═════ DATA TO PROCESS

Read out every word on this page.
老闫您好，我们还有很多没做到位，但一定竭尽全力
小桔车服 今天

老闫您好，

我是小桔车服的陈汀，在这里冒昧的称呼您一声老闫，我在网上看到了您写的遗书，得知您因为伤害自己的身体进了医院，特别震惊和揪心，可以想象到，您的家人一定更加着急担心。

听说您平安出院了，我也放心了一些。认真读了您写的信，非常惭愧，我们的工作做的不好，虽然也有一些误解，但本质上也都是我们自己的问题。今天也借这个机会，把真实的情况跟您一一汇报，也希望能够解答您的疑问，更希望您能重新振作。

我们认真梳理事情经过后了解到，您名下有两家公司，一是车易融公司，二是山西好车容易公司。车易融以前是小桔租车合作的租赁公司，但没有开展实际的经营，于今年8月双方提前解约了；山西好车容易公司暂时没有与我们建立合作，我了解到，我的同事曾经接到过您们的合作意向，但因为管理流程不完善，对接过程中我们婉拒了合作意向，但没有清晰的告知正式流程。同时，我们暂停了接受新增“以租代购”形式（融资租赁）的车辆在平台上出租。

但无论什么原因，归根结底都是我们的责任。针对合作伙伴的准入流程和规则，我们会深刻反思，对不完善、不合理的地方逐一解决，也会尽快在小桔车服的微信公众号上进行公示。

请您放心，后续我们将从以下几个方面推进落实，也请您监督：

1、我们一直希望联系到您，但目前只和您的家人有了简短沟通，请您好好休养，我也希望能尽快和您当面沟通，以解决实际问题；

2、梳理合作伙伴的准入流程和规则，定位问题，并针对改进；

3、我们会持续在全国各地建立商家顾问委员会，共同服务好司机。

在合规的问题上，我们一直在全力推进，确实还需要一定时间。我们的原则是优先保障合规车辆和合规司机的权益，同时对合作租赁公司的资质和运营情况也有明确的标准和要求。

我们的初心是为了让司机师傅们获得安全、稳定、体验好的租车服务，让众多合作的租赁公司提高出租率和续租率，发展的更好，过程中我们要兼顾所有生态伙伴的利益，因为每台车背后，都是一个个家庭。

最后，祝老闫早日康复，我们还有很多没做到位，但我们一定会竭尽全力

══════════

### [PROBLEM TO WORK ON]
Extract the full listing above without altering anything.

### [EXERCISE OUTPUT]
Read out every word on this page.
老闫您好，我们还有很多没做到位，但一定竭尽全力
小桔车服 今天

老闫您好，

我是小桔车服的陈汀，在这里冒昧的称呼您一声老闫，我在网上看到了您写的遗书，得知您因为伤害自己的身体进了医院，特别震惊和揪心，可以想象到，您的家人一定更加着急担心。

听说您平安出院了，我也放心了一些。认真读了您写的信，非常惭愧，我们的工作做的不好，虽然也有一些误解，但本质上也都是我们自己的问题。今天也借这个机会，把真实的情况跟您一一汇报，也希望能够解答您的疑问，更希望您能重新振作。

我们认真梳理事情经过后了解到，您名下有两家公司，一是车易融公司，二是山西好车容易公司。车易融以前是小桔租车合作的租赁公司，但没有开展实际的经营，于今年8月双方提前解约了；山西好车容易公司暂时没有与我们建立合作，我了解到，我的同事曾经接到过您们的合作意向，但因为管理流程不完善，对接过程中我们婉拒了合作意向，但没有清晰的告知正式流程。同时，我们暂停了接受新增“以租代购”形式（融资租赁）的车辆在平台上出租。

但无论什么原因，归根结底都是我们的责任。针对合作伙伴的准入流程和规则，我们会深刻反思，对不完善、不合理的地方逐一解决，也会尽快在小桔车服的微信公众号上进行公示。

请您放心，后续我们将从以下几个方面推进落实，也请您监督：

1、我们一直希望联系到您，但目前只和您的家人有了简短沟通，请您好好休养，我也希望能尽快和您当面沟通，以解决实际问题；

2、梳理合作伙伴的准入流程和规则，定位问题，并针对改进；

3、我们会持续在全国各地建立商家顾问委员会，共同服务好司机。

在合规的问题上，我们一直在全力推进，确实还需要一定时间。我们的原则是优先保障合规车辆和合规司机的权益，同时对合作租赁公司的资质和运营情况也有明确的标准和要求。

我们的初心是为了让司机师傅们获得安全、稳定、体验好的租车服务，让众多合作的租赁公司提高出租率和续租率，发展的更好，过程中我们要兼顾所有生态伙伴的利益，因为每台车背后，都是一个个家庭。

最后，祝老闫早日康复，我们还有很多没做到位，但我们一定会竭尽全力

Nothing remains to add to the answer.